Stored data
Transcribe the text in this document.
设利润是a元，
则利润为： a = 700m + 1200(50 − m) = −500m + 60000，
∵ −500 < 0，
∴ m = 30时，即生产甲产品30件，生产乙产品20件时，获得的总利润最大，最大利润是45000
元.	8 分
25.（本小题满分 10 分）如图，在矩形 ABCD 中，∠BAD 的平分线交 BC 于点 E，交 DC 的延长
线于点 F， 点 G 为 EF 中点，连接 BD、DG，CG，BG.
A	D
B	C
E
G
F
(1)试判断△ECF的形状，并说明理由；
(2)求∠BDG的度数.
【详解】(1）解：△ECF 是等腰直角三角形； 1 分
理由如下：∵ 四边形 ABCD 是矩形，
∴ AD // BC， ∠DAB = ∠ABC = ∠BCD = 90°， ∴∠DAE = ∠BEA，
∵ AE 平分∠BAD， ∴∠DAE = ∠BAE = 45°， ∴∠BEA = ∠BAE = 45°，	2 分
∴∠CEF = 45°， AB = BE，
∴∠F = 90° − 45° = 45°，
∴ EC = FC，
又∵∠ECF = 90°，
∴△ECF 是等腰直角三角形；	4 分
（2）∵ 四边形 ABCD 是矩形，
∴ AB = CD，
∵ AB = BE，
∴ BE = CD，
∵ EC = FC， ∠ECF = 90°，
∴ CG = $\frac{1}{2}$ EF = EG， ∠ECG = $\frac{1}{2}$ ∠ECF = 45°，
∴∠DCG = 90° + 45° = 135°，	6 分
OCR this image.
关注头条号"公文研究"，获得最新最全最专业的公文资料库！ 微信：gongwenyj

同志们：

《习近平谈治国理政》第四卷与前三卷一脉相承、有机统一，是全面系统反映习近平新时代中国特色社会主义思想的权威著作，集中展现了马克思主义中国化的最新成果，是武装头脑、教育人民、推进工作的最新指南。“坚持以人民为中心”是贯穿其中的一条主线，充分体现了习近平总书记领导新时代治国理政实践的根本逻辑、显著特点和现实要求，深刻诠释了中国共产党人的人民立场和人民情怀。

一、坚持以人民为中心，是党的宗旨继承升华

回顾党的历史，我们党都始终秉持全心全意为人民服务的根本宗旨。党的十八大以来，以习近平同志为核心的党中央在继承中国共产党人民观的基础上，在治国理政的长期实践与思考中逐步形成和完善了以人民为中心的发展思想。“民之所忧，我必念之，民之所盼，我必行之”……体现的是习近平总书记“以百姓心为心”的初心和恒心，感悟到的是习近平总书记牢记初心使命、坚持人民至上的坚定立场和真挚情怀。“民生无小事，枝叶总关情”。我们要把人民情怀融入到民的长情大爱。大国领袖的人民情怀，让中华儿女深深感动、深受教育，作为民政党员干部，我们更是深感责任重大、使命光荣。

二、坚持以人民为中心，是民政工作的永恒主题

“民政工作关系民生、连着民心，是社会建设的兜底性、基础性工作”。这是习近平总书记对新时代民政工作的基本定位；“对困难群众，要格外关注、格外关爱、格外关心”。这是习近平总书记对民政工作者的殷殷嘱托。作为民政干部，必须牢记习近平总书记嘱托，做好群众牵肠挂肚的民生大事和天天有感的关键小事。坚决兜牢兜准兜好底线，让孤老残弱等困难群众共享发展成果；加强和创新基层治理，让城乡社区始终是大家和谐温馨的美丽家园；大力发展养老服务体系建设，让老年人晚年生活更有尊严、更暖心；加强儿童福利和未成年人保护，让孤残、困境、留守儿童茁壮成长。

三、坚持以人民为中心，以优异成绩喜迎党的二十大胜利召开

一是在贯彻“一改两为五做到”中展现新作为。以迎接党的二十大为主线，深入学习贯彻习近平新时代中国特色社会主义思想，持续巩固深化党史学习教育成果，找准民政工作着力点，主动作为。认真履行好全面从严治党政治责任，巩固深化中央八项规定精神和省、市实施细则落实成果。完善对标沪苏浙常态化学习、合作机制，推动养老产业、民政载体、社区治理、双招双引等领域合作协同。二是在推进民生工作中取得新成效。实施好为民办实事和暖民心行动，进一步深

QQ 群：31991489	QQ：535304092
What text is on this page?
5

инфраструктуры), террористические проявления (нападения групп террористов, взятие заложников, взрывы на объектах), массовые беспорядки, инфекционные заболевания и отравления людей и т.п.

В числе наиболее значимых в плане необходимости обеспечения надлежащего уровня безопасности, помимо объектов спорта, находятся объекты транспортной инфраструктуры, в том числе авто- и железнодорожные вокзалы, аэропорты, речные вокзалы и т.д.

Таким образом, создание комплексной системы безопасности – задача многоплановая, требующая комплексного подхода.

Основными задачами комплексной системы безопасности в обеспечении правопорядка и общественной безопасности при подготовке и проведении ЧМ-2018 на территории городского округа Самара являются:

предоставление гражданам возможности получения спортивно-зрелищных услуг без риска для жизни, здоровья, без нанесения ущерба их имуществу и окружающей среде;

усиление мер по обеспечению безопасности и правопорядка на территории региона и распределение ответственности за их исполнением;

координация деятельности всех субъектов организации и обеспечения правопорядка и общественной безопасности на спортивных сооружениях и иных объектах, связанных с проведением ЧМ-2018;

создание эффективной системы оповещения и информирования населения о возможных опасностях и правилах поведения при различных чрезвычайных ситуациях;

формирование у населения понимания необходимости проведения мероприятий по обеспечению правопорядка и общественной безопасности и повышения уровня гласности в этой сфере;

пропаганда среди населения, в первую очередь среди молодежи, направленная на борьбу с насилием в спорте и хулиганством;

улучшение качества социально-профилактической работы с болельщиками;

...

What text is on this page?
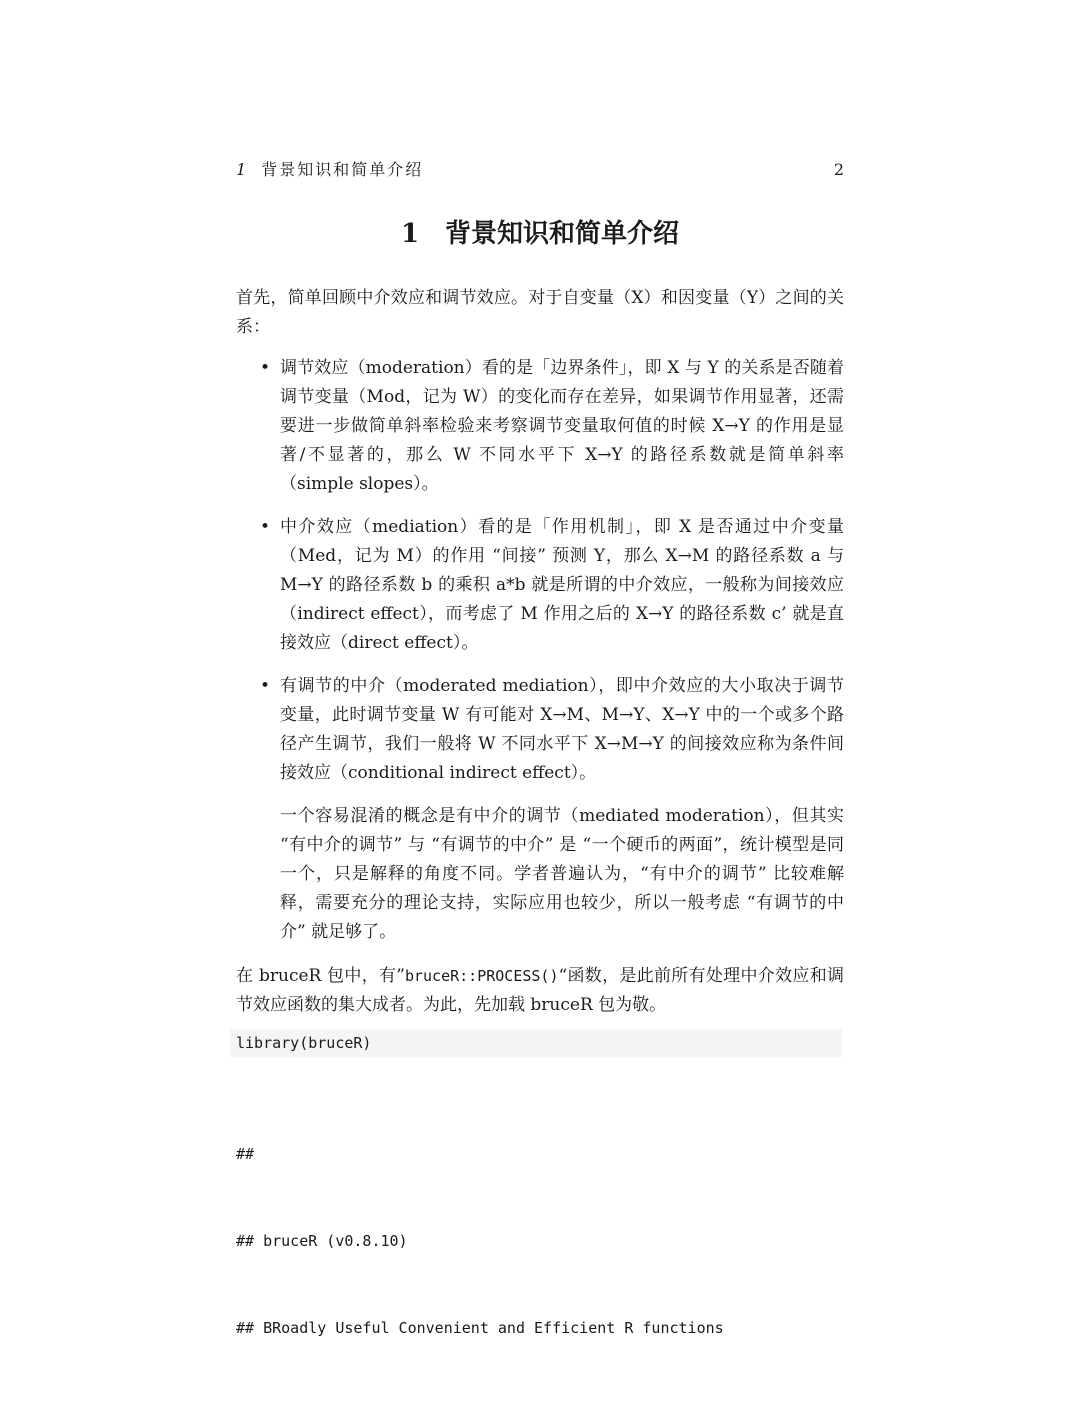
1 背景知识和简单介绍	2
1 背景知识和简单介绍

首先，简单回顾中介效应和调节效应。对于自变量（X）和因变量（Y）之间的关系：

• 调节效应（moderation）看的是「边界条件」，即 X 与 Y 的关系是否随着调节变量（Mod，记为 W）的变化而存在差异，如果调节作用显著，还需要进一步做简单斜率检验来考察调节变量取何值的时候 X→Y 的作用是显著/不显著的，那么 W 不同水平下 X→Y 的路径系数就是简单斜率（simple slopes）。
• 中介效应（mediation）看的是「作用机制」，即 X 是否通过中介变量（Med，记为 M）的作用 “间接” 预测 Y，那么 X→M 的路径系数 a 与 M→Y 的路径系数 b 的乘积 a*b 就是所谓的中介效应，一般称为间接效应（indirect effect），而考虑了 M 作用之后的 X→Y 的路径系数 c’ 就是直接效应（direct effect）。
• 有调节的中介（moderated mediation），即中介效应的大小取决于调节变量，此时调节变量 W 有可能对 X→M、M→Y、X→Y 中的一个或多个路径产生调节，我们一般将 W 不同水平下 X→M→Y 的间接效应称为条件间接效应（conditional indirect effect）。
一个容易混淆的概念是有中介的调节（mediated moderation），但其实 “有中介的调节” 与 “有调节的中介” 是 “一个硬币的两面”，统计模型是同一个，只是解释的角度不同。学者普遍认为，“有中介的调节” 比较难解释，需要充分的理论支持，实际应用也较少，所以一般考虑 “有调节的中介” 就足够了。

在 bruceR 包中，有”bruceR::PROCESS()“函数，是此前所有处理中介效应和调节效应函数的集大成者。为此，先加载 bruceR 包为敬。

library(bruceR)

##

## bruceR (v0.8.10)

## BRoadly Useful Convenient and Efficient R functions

EXERCISE AIM -
Find how many lines in the listing hold "безопасности", and reply with that number only.

THE SOLUTION -
6